Records supplied:
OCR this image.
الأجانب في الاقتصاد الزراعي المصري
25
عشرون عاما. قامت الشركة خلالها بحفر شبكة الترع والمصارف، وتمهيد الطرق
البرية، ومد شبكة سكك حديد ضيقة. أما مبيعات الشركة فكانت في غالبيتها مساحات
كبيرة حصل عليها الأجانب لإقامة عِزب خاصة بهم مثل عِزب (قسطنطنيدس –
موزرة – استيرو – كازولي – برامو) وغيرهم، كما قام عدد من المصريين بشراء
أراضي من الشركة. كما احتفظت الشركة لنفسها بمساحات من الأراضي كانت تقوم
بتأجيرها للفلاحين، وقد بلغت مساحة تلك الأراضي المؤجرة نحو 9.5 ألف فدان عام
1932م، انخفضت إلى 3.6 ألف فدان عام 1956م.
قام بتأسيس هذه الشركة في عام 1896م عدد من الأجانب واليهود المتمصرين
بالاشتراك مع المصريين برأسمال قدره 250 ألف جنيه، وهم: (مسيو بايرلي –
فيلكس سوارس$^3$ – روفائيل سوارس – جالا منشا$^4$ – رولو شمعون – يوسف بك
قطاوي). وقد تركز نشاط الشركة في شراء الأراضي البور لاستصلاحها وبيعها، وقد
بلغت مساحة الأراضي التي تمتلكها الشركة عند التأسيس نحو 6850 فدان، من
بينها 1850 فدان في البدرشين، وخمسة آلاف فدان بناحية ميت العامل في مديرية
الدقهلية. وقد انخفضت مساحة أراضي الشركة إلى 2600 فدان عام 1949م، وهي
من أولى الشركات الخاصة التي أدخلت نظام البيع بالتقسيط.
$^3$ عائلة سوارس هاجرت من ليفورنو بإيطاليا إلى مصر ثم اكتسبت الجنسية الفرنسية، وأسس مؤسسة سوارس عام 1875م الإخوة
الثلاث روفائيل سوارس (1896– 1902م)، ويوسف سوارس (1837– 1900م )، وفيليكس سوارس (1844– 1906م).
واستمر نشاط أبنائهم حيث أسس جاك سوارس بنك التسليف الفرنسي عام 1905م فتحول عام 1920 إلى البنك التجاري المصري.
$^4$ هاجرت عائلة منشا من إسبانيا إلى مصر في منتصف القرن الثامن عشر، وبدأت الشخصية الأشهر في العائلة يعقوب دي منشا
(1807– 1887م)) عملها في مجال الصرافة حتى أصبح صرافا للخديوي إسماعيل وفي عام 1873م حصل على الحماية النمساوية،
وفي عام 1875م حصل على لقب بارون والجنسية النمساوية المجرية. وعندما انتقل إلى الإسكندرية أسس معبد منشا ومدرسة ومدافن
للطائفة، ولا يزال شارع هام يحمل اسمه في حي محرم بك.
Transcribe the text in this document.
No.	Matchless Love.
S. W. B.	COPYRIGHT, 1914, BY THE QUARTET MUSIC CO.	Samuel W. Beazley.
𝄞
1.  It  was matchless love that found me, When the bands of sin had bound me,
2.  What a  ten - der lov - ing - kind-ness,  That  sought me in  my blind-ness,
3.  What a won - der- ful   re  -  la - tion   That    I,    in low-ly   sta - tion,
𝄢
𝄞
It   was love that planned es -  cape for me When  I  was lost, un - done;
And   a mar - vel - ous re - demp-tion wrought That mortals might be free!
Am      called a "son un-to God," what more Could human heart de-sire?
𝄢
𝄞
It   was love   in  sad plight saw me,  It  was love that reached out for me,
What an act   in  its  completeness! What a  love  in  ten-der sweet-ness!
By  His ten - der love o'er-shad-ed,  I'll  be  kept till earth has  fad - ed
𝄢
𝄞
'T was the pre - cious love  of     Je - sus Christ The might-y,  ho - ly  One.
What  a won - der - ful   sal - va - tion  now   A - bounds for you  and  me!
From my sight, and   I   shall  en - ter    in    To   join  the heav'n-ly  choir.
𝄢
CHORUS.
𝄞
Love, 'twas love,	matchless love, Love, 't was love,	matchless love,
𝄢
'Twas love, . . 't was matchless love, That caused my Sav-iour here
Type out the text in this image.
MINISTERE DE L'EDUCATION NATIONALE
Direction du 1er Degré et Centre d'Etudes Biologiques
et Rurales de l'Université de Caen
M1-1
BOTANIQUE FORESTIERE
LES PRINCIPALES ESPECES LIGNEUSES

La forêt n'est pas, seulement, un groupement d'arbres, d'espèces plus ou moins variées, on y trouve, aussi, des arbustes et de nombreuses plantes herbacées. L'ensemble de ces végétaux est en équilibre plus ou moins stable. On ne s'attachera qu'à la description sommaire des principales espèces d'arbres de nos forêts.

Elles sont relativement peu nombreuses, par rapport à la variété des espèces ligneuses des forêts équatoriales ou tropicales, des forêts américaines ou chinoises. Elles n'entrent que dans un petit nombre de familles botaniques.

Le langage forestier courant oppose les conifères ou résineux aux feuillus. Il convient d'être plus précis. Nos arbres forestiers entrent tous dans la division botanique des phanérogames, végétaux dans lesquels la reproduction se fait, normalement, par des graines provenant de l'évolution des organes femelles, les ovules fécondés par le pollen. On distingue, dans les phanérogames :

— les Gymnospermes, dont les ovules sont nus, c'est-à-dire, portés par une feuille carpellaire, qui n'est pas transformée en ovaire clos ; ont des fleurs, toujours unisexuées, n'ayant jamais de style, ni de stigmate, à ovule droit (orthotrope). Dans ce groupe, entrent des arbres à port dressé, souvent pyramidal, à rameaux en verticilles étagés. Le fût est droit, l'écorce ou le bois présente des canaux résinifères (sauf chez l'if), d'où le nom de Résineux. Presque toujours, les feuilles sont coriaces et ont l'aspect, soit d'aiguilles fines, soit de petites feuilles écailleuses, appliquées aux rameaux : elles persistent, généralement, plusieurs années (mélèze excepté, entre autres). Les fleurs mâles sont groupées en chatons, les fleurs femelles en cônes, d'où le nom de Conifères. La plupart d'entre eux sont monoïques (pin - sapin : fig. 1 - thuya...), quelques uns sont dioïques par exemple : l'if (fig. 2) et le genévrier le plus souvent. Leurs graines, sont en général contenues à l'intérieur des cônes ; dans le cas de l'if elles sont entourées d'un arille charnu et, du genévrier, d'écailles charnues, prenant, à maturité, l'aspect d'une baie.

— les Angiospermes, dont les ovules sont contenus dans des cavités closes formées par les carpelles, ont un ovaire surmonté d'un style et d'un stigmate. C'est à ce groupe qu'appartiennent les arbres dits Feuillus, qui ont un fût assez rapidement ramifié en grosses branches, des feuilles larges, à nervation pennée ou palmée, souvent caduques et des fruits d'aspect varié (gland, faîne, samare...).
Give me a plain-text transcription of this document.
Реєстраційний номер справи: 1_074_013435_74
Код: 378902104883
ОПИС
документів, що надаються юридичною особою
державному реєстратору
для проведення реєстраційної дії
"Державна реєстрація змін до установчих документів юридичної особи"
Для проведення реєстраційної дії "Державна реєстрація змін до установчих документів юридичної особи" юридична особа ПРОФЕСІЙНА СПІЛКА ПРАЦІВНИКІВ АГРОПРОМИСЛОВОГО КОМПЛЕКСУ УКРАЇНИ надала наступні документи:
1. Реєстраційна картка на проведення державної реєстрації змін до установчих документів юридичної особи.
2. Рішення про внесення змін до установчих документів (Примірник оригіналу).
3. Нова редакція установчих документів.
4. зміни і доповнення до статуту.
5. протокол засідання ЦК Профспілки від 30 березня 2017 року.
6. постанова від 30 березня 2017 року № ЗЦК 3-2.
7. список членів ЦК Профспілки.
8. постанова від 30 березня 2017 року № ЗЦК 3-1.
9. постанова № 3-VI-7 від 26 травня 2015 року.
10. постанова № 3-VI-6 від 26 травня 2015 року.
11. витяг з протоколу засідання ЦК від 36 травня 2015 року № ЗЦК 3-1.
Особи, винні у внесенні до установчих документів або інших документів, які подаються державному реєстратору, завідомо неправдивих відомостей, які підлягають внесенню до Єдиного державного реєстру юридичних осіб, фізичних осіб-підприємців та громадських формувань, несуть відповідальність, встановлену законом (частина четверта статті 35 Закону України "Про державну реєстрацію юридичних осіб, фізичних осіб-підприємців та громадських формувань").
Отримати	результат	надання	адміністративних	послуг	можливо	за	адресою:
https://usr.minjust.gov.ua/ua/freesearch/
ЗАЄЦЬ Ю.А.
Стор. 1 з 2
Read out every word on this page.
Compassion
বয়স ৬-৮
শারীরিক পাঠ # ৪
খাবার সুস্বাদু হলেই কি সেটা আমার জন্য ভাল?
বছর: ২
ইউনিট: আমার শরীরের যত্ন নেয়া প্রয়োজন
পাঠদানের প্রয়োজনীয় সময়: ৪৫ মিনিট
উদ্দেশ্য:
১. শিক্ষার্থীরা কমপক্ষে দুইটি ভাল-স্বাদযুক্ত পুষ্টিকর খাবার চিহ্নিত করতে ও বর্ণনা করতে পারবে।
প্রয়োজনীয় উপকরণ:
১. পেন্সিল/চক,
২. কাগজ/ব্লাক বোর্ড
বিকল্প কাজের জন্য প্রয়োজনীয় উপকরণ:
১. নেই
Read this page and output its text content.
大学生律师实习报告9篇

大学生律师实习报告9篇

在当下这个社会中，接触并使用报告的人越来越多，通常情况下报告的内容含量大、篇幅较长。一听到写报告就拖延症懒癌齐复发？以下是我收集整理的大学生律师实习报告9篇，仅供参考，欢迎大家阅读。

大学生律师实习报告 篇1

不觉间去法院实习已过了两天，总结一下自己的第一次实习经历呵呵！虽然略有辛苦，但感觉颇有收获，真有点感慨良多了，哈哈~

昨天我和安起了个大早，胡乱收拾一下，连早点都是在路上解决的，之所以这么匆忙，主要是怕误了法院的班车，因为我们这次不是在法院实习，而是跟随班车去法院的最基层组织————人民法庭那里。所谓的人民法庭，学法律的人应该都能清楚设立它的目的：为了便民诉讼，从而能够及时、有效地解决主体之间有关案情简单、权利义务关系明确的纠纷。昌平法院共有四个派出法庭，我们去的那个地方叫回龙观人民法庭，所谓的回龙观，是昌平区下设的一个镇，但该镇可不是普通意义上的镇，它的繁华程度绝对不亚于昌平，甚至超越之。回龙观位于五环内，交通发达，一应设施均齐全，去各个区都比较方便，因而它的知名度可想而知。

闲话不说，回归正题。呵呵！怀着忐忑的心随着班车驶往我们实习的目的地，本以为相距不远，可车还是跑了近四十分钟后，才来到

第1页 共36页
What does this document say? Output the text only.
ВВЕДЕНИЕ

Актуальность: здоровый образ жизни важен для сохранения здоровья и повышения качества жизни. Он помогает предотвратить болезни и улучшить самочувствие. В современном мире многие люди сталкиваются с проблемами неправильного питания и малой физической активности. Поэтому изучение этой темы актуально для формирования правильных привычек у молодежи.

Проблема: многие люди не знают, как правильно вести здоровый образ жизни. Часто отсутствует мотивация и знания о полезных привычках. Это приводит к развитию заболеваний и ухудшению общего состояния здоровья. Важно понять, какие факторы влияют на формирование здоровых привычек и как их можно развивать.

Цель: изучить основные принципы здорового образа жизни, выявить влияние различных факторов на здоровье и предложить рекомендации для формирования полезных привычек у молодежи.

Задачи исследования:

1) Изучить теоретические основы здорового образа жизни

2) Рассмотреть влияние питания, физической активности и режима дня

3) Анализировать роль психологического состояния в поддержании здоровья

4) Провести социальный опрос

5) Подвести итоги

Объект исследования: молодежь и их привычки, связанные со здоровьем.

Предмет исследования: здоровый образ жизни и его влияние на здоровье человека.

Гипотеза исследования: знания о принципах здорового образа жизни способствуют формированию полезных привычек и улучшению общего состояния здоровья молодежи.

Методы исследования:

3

Task details: Lines from the records above that hold "активности" are the ones to list.

Result:
Актуальность: здоровый образ жизни важен для сохранения здоровья и повышения качества жизни. Он помогает предотвратить болезни и улучшить самочувствие. В современном мире многие люди сталкиваются с проблемами неправильного питания и малой физической активности. Поэтому изучение этой темы актуально для формирования правильных привычек у молодежи.
2) Рассмотреть влияние питания, физической активности и режима дня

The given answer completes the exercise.